■ Provided information:
◆ ◆ ◆

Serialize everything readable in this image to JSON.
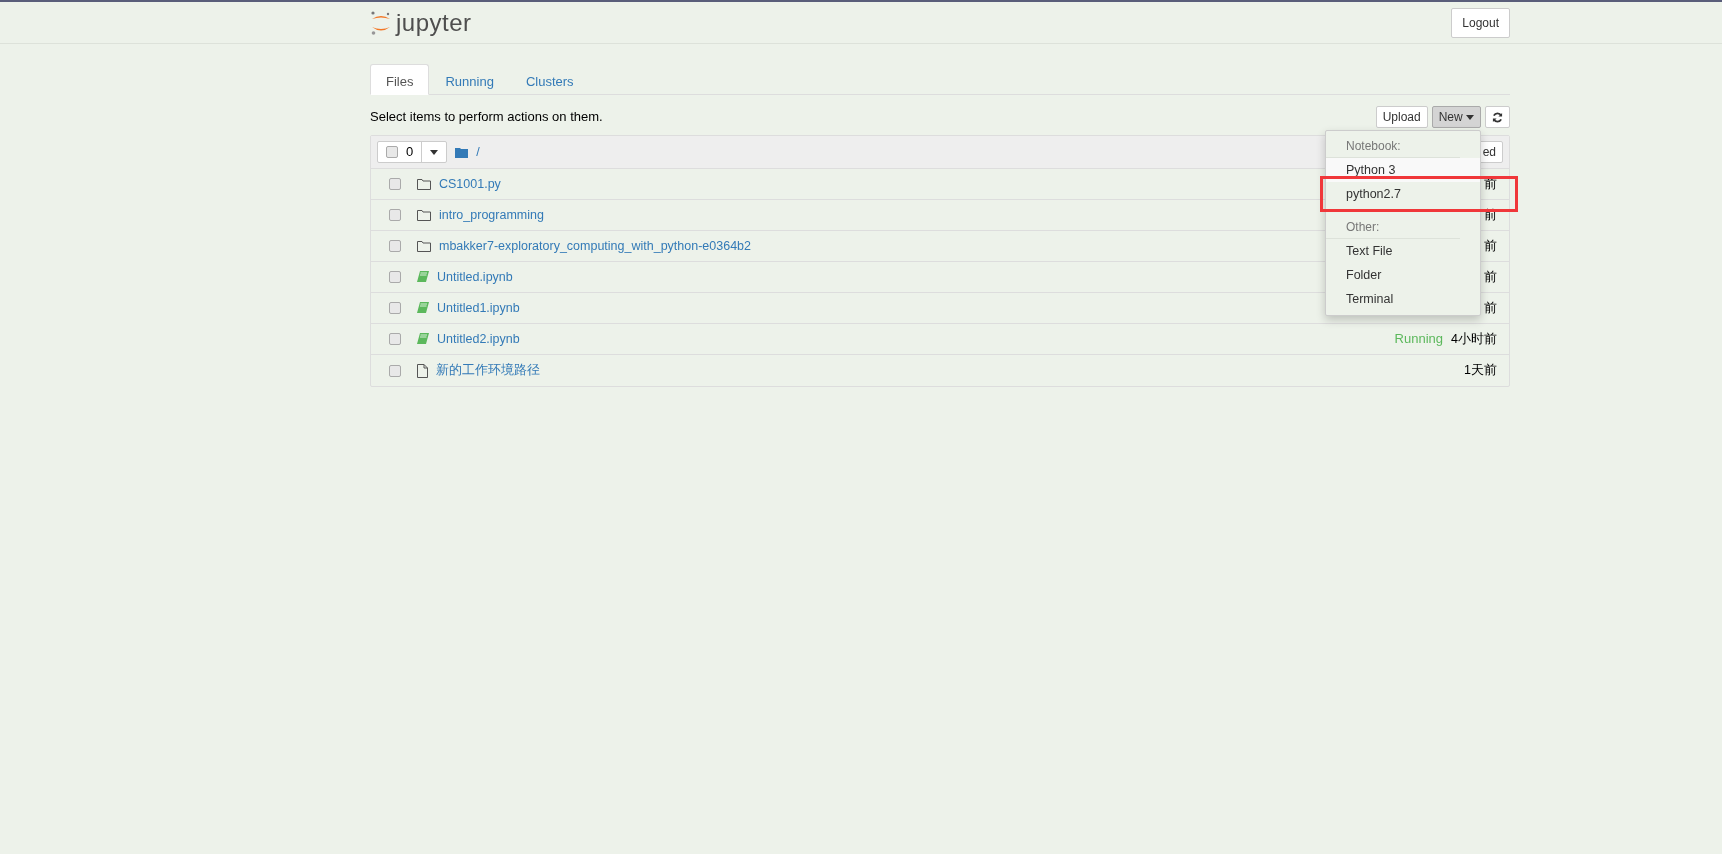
{
  "header": {
    "logo_text": "jupyter",
    "logout": "Logout"
  },
  "tabs": [
    {
      "label": "Files",
      "selected": true
    },
    {
      "label": "Running",
      "selected": false
    },
    {
      "label": "Clusters",
      "selected": false
    }
  ],
  "toolbar": {
    "hint": "Select items to perform actions on them.",
    "upload": "Upload",
    "new": "New",
    "new_open": true
  },
  "list_header": {
    "selected_count": "0",
    "path": "/",
    "sort_button": "ed"
  },
  "rows": [
    {
      "kind": "folder",
      "name": "CS1001.py",
      "time": "前",
      "checked": false
    },
    {
      "kind": "folder",
      "name": "intro_programming",
      "time": "前",
      "checked": false
    },
    {
      "kind": "folder",
      "name": "mbakker7-exploratory_computing_with_python-e0364b2",
      "time": "前",
      "checked": false
    },
    {
      "kind": "notebook",
      "name": "Untitled.ipynb",
      "time": "前",
      "checked": false
    },
    {
      "kind": "notebook",
      "name": "Untitled1.ipynb",
      "time": "前",
      "checked": false
    },
    {
      "kind": "notebook",
      "name": "Untitled2.ipynb",
      "status": "Running",
      "time": "4小时前",
      "checked": false
    },
    {
      "kind": "file",
      "name": "新的工作环境路径",
      "time": "1天前",
      "checked": false
    }
  ],
  "new_menu": [
    {
      "kind": "header",
      "label": "Notebook:"
    },
    {
      "kind": "item",
      "label": "Python 3",
      "highlighted": true,
      "outlined": false
    },
    {
      "kind": "item",
      "label": "python2.7",
      "highlighted": false,
      "outlined": true
    },
    {
      "kind": "divider"
    },
    {
      "kind": "header",
      "label": "Other:"
    },
    {
      "kind": "item",
      "label": "Text File",
      "highlighted": false,
      "outlined": false
    },
    {
      "kind": "item",
      "label": "Folder",
      "highlighted": false,
      "outlined": false
    },
    {
      "kind": "item",
      "label": "Terminal",
      "highlighted": false,
      "outlined": false
    }
  ]
}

◆ ◆ ◆

■ Directive: Every record above should come back exactly, but without its pictures.

■ Solved problem:
Serialize everything readable in this image to JSON.
{
  "header": {
    "logo_text": "jupyter",
    "logout": "Logout"
  },
  "tabs": [
    {
      "label": "Files",
      "selected": true
    },
    {
      "label": "Running",
      "selected": false
    },
    {
      "label": "Clusters",
      "selected": false
    }
  ],
  "toolbar": {
    "hint": "Select items to perform actions on them.",
    "upload": "Upload",
    "new": "New",
    "new_open": true
  },
  "list_header": {
    "selected_count": "0",
    "path": "/",
    "sort_button": "ed"
  },
  "rows": [
    {
      "kind": "folder",
      "name": "CS1001.py",
      "time": "前",
      "checked": false
    },
    {
      "kind": "folder",
      "name": "intro_programming",
      "time": "前",
      "checked": false
    },
    {
      "kind": "folder",
      "name": "mbakker7-exploratory_computing_with_python-e0364b2",
      "time": "前",
      "checked": false
    },
    {
      "kind": "notebook",
      "name": "Untitled.ipynb",
      "time": "前",
      "checked": false
    },
    {
      "kind": "notebook",
      "name": "Untitled1.ipynb",
      "time": "前",
      "checked": false
    },
    {
      "kind": "notebook",
      "name": "Untitled2.ipynb",
      "status": "Running",
      "time": "4小时前",
      "checked": false
    },
    {
      "kind": "file",
      "name": "新的工作环境路径",
      "time": "1天前",
      "checked": false
    }
  ],
  "new_menu": [
    {
      "kind": "header",
      "label": "Notebook:"
    },
    {
      "kind": "item",
      "label": "Python 3",
      "highlighted": true,
      "outlined": false
    },
    {
      "kind": "item",
      "label": "python2.7",
      "highlighted": false,
      "outlined": true
    },
    {
      "kind": "divider"
    },
    {
      "kind": "header",
      "label": "Other:"
    },
    {
      "kind": "item",
      "label": "Text File",
      "highlighted": false,
      "outlined": false
    },
    {
      "kind": "item",
      "label": "Folder",
      "highlighted": false,
      "outlined": false
    },
    {
      "kind": "item",
      "label": "Terminal",
      "highlighted": false,
      "outlined": false
    }
  ]
}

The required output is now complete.